# pics of your bow stand



## rut-ro (Oct 12, 2008)

can you all post some pics of your bow stands. I would like to see some so I can try and build one this year.
Thanks


----------



## NOFNSUZIES (Mar 20, 2007)

*SOUTH TX BRUSH BLIND*

THIS ONE'S ONLY ABOUT 4 FT HIGH, BUT I ONLY HUNTED IT WITH A GOOD SOLID WIND AND NEVER ONCE GOT BUSTED. IT'S ALSO CHEAP, BUILT ENTIRELY OF SCRAP WOOD. I'VE BLOODIED A LOT OF ARROWS FROM HERE.
REMEMBER, IF YOU PLAN ON HUNTING IT OFTEN(OR NOT EVEN), MAKE IT COMFORTABLE. A LITTLE EXTRA WORK WILL MAKE THE HUNT MUCH MORE ENJOYABLE AND PRODUCTIVE. KEEP THE WIND/SUN IN MIND WHEN PICKING THE LOCATION. BE CREATIVE..........GOOD LUCK! POST UP YOUR FINISHED PRODUCT.


----------



## rmf92hunt (Jun 23, 2005)

Not real happy with the paint job, was trying something new and didnt turn out very good. But here is how I build my blinds.


----------



## Dead Wait (Mar 8, 2005)

That's a pretty sweet blind you have there. Light weight material. Should be easy to set up. I'm likin it. Paint job is nice also.


----------



## Whitebassfisher (May 4, 2007)

Flat black inside, arrow comes flying out of cave or black hole. I did something similar in the past and did not even need net on windows.


----------



## Coach_Stew (Dec 29, 2004)

first year.... killed a buck and a doe out of it......


----------



## Enviroman (Jul 20, 2005)

Coach_Stew said:


> first year.... killed a buck and a doe out of it......


Think I would have to nickname it "the dancing trees stand" Good Job!


----------



## woodsman08 (Dec 17, 2009)

*Hay Bale (kinda)*

2-3 person blind. Has a rain proof internal liner


----------



## monark (May 12, 2005)

I like that one. I'll bet the hay covers a lot of scent also. Nice stand.


----------



## 2GOOD (Mar 16, 2008)

Wow Woodsman 08, that is a great looking blind but I would scared to death of snakes in there. Looks like a good hide out for them as well.


----------



## woodsman08 (Dec 17, 2009)

Thanks guys. No snakes yet. I'm more concerned with the illegals deciding it is a good camp spot than anything else. (we are in Falfurrias)


----------



## Clint Leopold (Mar 7, 2006)

woodsman08 said:


> 2-3 person blind. Has a rain proof internal liner


Man I hope you don't have cows on your place. We used to use hay to help fill in some brush blinds on days leases we hunted. Sometimes we would go out for a hunt and all that was left was a bunch of piles of cow ****.


----------

▶ Raw records
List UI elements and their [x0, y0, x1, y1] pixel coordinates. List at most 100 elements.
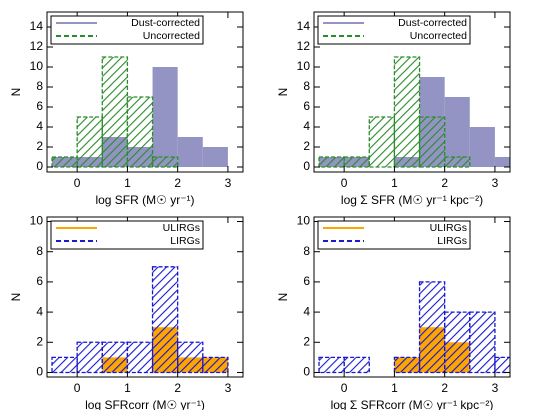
x-tick-label: 3: [492, 381, 499, 395]
histogram-bar: [494, 157, 510, 167]
y-axis-label: N: [9, 88, 23, 97]
y-tick-label: 10: [297, 214, 311, 228]
x-tick-label: 1: [391, 381, 398, 395]
y-tick-label: 10: [30, 214, 44, 228]
x-tick-label: 0: [341, 176, 348, 190]
panel: 0 1 2 3 0 2 4 6 8 10 log Σ SFRcorr (M☉ yr⁻¹ kpc⁻²)…: [276, 214, 511, 410]
y-axis-label: N: [9, 293, 23, 302]
y-tick-label: 10: [30, 59, 44, 73]
legend-frame: [50, 15, 204, 45]
histogram-bar: [318, 356, 345, 374]
x-tick-label: 1: [124, 381, 131, 395]
x-tick-label: 0: [74, 381, 81, 395]
plot-frame: [46, 11, 244, 173]
histogram-bar: [126, 96, 154, 168]
y-tick-label: 8: [36, 79, 43, 93]
y-axis-label: N: [276, 88, 290, 97]
x-tick-label: 2: [441, 381, 448, 395]
histogram-bar: [318, 156, 345, 168]
bars: [318, 281, 510, 374]
x-tick-label: 2: [174, 381, 181, 395]
y-tick-label: 14: [30, 19, 44, 33]
x-tick-label: 0: [74, 176, 81, 190]
histogram-bar: [444, 156, 471, 168]
plot-frame: [46, 216, 244, 378]
legend-label: LIRGs: [437, 235, 467, 247]
x-axis-label: log Σ SFRcorr (M☉ yr⁻¹ kpc⁻²): [331, 398, 494, 410]
legend-label: Uncorrected: [143, 30, 200, 42]
bars: [51, 56, 228, 168]
histogram-bar: [202, 147, 228, 167]
y-tick-label: 8: [303, 79, 310, 93]
y-tick-label: 2: [303, 334, 310, 348]
y-tick-label: 8: [36, 244, 43, 258]
y-tick-label: 8: [303, 244, 310, 258]
histogram-bar: [101, 56, 129, 168]
histogram-bar: [151, 266, 179, 374]
y-tick-label: 4: [303, 119, 310, 133]
y-tick-label: 6: [36, 99, 43, 113]
x-tick-label: 3: [492, 176, 499, 190]
x-axis-label: log SFRcorr (M☉ yr⁻¹): [85, 398, 205, 410]
histogram-bar: [418, 116, 446, 168]
legend-frame: [317, 15, 471, 45]
y-tick-label: 4: [303, 304, 310, 318]
y-tick-label: 12: [297, 39, 311, 53]
histogram-bar: [76, 341, 103, 374]
y-tick-label: 6: [303, 274, 310, 288]
y-tick-label: 0: [303, 365, 310, 379]
histogram-bar: [177, 341, 204, 374]
legend-frame: [50, 220, 204, 250]
x-tick-label: 3: [225, 381, 232, 395]
histogram-bar: [126, 341, 154, 374]
histogram-bar: [76, 116, 103, 168]
histogram-bar: [101, 341, 129, 374]
legend-label: Uncorrected: [410, 30, 467, 42]
histogram-bar: [444, 311, 471, 374]
histogram-bar: [343, 156, 370, 168]
bars: [51, 266, 229, 374]
histogram-bar: [469, 311, 496, 374]
histogram-bar: [469, 127, 495, 167]
histogram-bar: [177, 137, 203, 167]
y-tick-label: 6: [303, 99, 310, 113]
plot-frame: [313, 216, 511, 378]
y-tick-label: 0: [303, 159, 310, 173]
y-tick-label: 2: [36, 334, 43, 348]
y-tick-label: 4: [36, 119, 43, 133]
legend-label: Dust-corrected: [398, 17, 467, 29]
legend-label: LIRGs: [170, 235, 200, 247]
histogram-bar: [51, 156, 78, 168]
legend-label: Dust-corrected: [131, 17, 200, 29]
x-tick-label: 1: [124, 176, 131, 190]
x-tick-label: 2: [441, 176, 448, 190]
y-tick-label: 6: [36, 274, 43, 288]
histogram-bar: [368, 116, 396, 168]
legend-frame: [317, 220, 471, 250]
histogram-bar: [418, 281, 446, 374]
y-tick-label: 0: [36, 365, 43, 379]
y-tick-label: 4: [36, 304, 43, 318]
panel: 0 1 2 3 0 2 4 6 8 10 log SFRcorr (M☉ yr⁻¹) N ULIRGsL…: [9, 214, 244, 410]
y-tick-label: 12: [30, 39, 44, 53]
x-axis-label: log Σ SFR (M☉ yr⁻¹ kpc⁻²): [341, 193, 483, 207]
y-tick-label: 10: [297, 59, 311, 73]
plot-frame: [313, 11, 511, 173]
x-tick-label: 0: [341, 381, 348, 395]
histogram-bar: [51, 356, 78, 374]
histogram-bar: [343, 356, 370, 374]
y-tick-label: 14: [297, 19, 311, 33]
x-tick-label: 3: [225, 176, 232, 190]
bars: [318, 56, 510, 168]
x-tick-label: 1: [391, 176, 398, 190]
y-tick-label: 2: [36, 139, 43, 153]
histogram-bar: [152, 67, 178, 167]
histogram-bar: [202, 356, 229, 374]
y-tick-label: 0: [36, 159, 43, 173]
histogram-bar: [494, 356, 510, 374]
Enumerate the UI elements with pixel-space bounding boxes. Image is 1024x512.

▶ Exercise instructions
1 - From the bow stand thread, list every username shown with a 2005 date.
2 - Rewrite the part of the bow stand thread starting with "REMEMBER, IF YOU" and going on through "YOUR FINISHED PRODUCT.", with "LOCATION" changed to "SPOT".

▶ Answers to the exercise
1 - rmf92hunt, Dead Wait, Enviroman, monark

2 -
REMEMBER, IF YOU PLAN ON HUNTING IT OFTEN(OR NOT EVEN), MAKE IT COMFORTABLE. A LITTLE EXTRA WORK WILL MAKE THE HUNT MUCH MORE ENJOYABLE AND PRODUCTIVE. KEEP THE WIND/SUN IN MIND WHEN PICKING THE SPOT. BE CREATIVE..........GOOD LUCK! POST UP YOUR FINISHED PRODUCT.